* Start Records for the task *
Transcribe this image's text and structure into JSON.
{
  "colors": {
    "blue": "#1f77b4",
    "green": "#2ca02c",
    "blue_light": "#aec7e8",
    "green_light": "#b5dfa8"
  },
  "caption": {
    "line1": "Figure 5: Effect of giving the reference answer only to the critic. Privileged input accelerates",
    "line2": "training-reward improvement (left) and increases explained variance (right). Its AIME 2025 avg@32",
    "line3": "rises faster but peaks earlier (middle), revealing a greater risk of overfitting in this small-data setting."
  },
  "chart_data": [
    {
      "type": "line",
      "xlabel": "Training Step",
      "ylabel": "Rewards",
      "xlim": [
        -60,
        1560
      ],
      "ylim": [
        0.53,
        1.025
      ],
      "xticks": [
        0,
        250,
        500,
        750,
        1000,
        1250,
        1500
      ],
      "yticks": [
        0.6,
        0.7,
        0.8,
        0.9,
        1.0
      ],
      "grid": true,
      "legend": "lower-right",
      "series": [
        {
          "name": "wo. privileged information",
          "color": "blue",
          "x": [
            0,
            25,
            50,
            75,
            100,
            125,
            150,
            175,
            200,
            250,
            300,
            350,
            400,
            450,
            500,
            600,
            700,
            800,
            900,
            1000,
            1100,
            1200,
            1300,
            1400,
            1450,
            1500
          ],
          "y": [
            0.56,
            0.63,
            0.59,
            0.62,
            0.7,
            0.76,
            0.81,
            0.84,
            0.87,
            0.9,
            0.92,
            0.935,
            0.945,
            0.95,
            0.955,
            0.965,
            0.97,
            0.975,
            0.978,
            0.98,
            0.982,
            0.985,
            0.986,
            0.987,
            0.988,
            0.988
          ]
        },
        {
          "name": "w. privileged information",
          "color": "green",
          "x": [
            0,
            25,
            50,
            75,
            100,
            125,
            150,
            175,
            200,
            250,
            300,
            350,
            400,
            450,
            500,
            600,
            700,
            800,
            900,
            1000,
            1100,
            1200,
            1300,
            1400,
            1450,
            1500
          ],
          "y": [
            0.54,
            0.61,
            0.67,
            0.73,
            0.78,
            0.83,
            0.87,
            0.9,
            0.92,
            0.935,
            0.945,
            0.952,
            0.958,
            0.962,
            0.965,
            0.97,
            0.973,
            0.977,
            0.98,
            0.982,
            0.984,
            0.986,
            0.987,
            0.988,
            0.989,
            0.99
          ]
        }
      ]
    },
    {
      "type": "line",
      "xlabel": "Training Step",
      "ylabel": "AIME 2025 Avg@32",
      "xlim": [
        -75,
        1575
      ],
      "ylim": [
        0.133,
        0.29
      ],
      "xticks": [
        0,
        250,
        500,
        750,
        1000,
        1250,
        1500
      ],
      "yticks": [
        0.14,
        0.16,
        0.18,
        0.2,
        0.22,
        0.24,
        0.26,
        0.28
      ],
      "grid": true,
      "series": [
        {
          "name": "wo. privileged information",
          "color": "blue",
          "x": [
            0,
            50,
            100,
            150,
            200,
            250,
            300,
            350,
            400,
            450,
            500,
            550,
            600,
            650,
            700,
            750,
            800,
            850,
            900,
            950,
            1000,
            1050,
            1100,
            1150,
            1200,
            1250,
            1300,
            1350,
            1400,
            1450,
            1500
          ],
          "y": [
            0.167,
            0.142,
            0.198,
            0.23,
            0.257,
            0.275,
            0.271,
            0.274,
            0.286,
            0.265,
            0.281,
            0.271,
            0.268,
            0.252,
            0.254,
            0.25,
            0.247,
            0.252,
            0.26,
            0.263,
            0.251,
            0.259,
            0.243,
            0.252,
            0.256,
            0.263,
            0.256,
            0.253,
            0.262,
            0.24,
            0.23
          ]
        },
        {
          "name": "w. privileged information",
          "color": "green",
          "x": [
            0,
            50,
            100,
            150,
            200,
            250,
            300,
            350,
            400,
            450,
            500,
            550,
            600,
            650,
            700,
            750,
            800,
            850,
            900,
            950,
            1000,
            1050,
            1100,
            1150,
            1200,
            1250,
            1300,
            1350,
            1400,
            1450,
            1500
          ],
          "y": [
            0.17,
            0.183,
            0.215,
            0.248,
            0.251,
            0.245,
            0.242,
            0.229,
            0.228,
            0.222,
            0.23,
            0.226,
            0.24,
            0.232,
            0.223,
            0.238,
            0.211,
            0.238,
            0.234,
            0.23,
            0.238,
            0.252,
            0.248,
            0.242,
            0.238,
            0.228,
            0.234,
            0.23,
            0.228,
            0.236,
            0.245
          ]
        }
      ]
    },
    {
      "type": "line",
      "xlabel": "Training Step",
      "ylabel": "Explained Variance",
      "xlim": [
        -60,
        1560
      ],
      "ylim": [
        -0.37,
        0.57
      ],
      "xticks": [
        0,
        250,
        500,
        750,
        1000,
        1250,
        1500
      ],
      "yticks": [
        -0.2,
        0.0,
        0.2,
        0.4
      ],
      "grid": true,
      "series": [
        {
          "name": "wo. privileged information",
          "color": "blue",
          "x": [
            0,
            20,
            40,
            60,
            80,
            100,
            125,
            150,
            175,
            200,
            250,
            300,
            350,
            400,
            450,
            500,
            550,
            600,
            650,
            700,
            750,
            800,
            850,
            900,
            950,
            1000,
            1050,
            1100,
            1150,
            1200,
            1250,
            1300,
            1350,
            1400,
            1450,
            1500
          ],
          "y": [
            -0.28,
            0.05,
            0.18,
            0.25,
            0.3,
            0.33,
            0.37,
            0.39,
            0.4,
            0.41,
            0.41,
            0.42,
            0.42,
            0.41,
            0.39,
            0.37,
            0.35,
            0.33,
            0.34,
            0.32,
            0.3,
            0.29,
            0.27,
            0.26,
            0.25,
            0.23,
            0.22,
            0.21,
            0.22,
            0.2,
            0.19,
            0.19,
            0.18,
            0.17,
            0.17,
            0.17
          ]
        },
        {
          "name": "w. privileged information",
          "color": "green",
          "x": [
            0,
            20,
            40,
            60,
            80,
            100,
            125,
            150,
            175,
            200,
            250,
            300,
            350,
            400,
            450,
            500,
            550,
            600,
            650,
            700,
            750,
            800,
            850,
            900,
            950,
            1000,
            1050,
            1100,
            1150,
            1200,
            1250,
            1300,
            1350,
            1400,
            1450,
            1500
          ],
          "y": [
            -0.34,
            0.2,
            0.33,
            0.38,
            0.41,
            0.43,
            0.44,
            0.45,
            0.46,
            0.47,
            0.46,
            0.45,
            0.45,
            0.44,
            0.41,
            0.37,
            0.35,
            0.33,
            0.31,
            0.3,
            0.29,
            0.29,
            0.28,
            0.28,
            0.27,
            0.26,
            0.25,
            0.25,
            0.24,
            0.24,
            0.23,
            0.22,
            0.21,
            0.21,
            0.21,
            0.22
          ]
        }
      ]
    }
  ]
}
* End Records for the task *
Aim of the task:
Reproduce all data above, unchanged.

Exercise response:
Transcribe this image's text and structure into JSON.
{
  "colors": {
    "blue": "#1f77b4",
    "green": "#2ca02c",
    "blue_light": "#aec7e8",
    "green_light": "#b5dfa8"
  },
  "caption": {
    "line1": "Figure 5: Effect of giving the reference answer only to the critic. Privileged input accelerates",
    "line2": "training-reward improvement (left) and increases explained variance (right). Its AIME 2025 avg@32",
    "line3": "rises faster but peaks earlier (middle), revealing a greater risk of overfitting in this small-data setting."
  },
  "chart_data": [
    {
      "type": "line",
      "xlabel": "Training Step",
      "ylabel": "Rewards",
      "xlim": [
        -60,
        1560
      ],
      "ylim": [
        0.53,
        1.025
      ],
      "xticks": [
        0,
        250,
        500,
        750,
        1000,
        1250,
        1500
      ],
      "yticks": [
        0.6,
        0.7,
        0.8,
        0.9,
        1.0
      ],
      "grid": true,
      "legend": "lower-right",
      "series": [
        {
          "name": "wo. privileged information",
          "color": "blue",
          "x": [
            0,
            25,
            50,
            75,
            100,
            125,
            150,
            175,
            200,
            250,
            300,
            350,
            400,
            450,
            500,
            600,
            700,
            800,
            900,
            1000,
            1100,
            1200,
            1300,
            1400,
            1450,
            1500
          ],
          "y": [
            0.56,
            0.63,
            0.59,
            0.62,
            0.7,
            0.76,
            0.81,
            0.84,
            0.87,
            0.9,
            0.92,
            0.935,
            0.945,
            0.95,
            0.955,
            0.965,
            0.97,
            0.975,
            0.978,
            0.98,
            0.982,
            0.985,
            0.986,
            0.987,
            0.988,
            0.988
          ]
        },
        {
          "name": "w. privileged information",
          "color": "green",
          "x": [
            0,
            25,
            50,
            75,
            100,
            125,
            150,
            175,
            200,
            250,
            300,
            350,
            400,
            450,
            500,
            600,
            700,
            800,
            900,
            1000,
            1100,
            1200,
            1300,
            1400,
            1450,
            1500
          ],
          "y": [
            0.54,
            0.61,
            0.67,
            0.73,
            0.78,
            0.83,
            0.87,
            0.9,
            0.92,
            0.935,
            0.945,
            0.952,
            0.958,
            0.962,
            0.965,
            0.97,
            0.973,
            0.977,
            0.98,
            0.982,
            0.984,
            0.986,
            0.987,
            0.988,
            0.989,
            0.99
          ]
        }
      ]
    },
    {
      "type": "line",
      "xlabel": "Training Step",
      "ylabel": "AIME 2025 Avg@32",
      "xlim": [
        -75,
        1575
      ],
      "ylim": [
        0.133,
        0.29
      ],
      "xticks": [
        0,
        250,
        500,
        750,
        1000,
        1250,
        1500
      ],
      "yticks": [
        0.14,
        0.16,
        0.18,
        0.2,
        0.22,
        0.24,
        0.26,
        0.28
      ],
      "grid": true,
      "series": [
        {
          "name": "wo. privileged information",
          "color": "blue",
          "x": [
            0,
            50,
            100,
            150,
            200,
            250,
            300,
            350,
            400,
            450,
            500,
            550,
            600,
            650,
            700,
            750,
            800,
            850,
            900,
            950,
            1000,
            1050,
            1100,
            1150,
            1200,
            1250,
            1300,
            1350,
            1400,
            1450,
            1500
          ],
          "y": [
            0.167,
            0.142,
            0.198,
            0.23,
            0.257,
            0.275,
            0.271,
            0.274,
            0.286,
            0.265,
            0.281,
            0.271,
            0.268,
            0.252,
            0.254,
            0.25,
            0.247,
            0.252,
            0.26,
            0.263,
            0.251,
            0.259,
            0.243,
            0.252,
            0.256,
            0.263,
            0.256,
            0.253,
            0.262,
            0.24,
            0.23
          ]
        },
        {
          "name": "w. privileged information",
          "color": "green",
          "x": [
            0,
            50,
            100,
            150,
            200,
            250,
            300,
            350,
            400,
            450,
            500,
            550,
            600,
            650,
            700,
            750,
            800,
            850,
            900,
            950,
            1000,
            1050,
            1100,
            1150,
            1200,
            1250,
            1300,
            1350,
            1400,
            1450,
            1500
          ],
          "y": [
            0.17,
            0.183,
            0.215,
            0.248,
            0.251,
            0.245,
            0.242,
            0.229,
            0.228,
            0.222,
            0.23,
            0.226,
            0.24,
            0.232,
            0.223,
            0.238,
            0.211,
            0.238,
            0.234,
            0.23,
            0.238,
            0.252,
            0.248,
            0.242,
            0.238,
            0.228,
            0.234,
            0.23,
            0.228,
            0.236,
            0.245
          ]
        }
      ]
    },
    {
      "type": "line",
      "xlabel": "Training Step",
      "ylabel": "Explained Variance",
      "xlim": [
        -60,
        1560
      ],
      "ylim": [
        -0.37,
        0.57
      ],
      "xticks": [
        0,
        250,
        500,
        750,
        1000,
        1250,
        1500
      ],
      "yticks": [
        -0.2,
        0.0,
        0.2,
        0.4
      ],
      "grid": true,
      "series": [
        {
          "name": "wo. privileged information",
          "color": "blue",
          "x": [
            0,
            20,
            40,
            60,
            80,
            100,
            125,
            150,
            175,
            200,
            250,
            300,
            350,
            400,
            450,
            500,
            550,
            600,
            650,
            700,
            750,
            800,
            850,
            900,
            950,
            1000,
            1050,
            1100,
            1150,
            1200,
            1250,
            1300,
            1350,
            1400,
            1450,
            1500
          ],
          "y": [
            -0.28,
            0.05,
            0.18,
            0.25,
            0.3,
            0.33,
            0.37,
            0.39,
            0.4,
            0.41,
            0.41,
            0.42,
            0.42,
            0.41,
            0.39,
            0.37,
            0.35,
            0.33,
            0.34,
            0.32,
            0.3,
            0.29,
            0.27,
            0.26,
            0.25,
            0.23,
            0.22,
            0.21,
            0.22,
            0.2,
            0.19,
            0.19,
            0.18,
            0.17,
            0.17,
            0.17
          ]
        },
        {
          "name": "w. privileged information",
          "color": "green",
          "x": [
            0,
            20,
            40,
            60,
            80,
            100,
            125,
            150,
            175,
            200,
            250,
            300,
            350,
            400,
            450,
            500,
            550,
            600,
            650,
            700,
            750,
            800,
            850,
            900,
            950,
            1000,
            1050,
            1100,
            1150,
            1200,
            1250,
            1300,
            1350,
            1400,
            1450,
            1500
          ],
          "y": [
            -0.34,
            0.2,
            0.33,
            0.38,
            0.41,
            0.43,
            0.44,
            0.45,
            0.46,
            0.47,
            0.46,
            0.45,
            0.45,
            0.44,
            0.41,
            0.37,
            0.35,
            0.33,
            0.31,
            0.3,
            0.29,
            0.29,
            0.28,
            0.28,
            0.27,
            0.26,
            0.25,
            0.25,
            0.24,
            0.24,
            0.23,
            0.22,
            0.21,
            0.21,
            0.21,
            0.22
          ]
        }
      ]
    }
  ]
}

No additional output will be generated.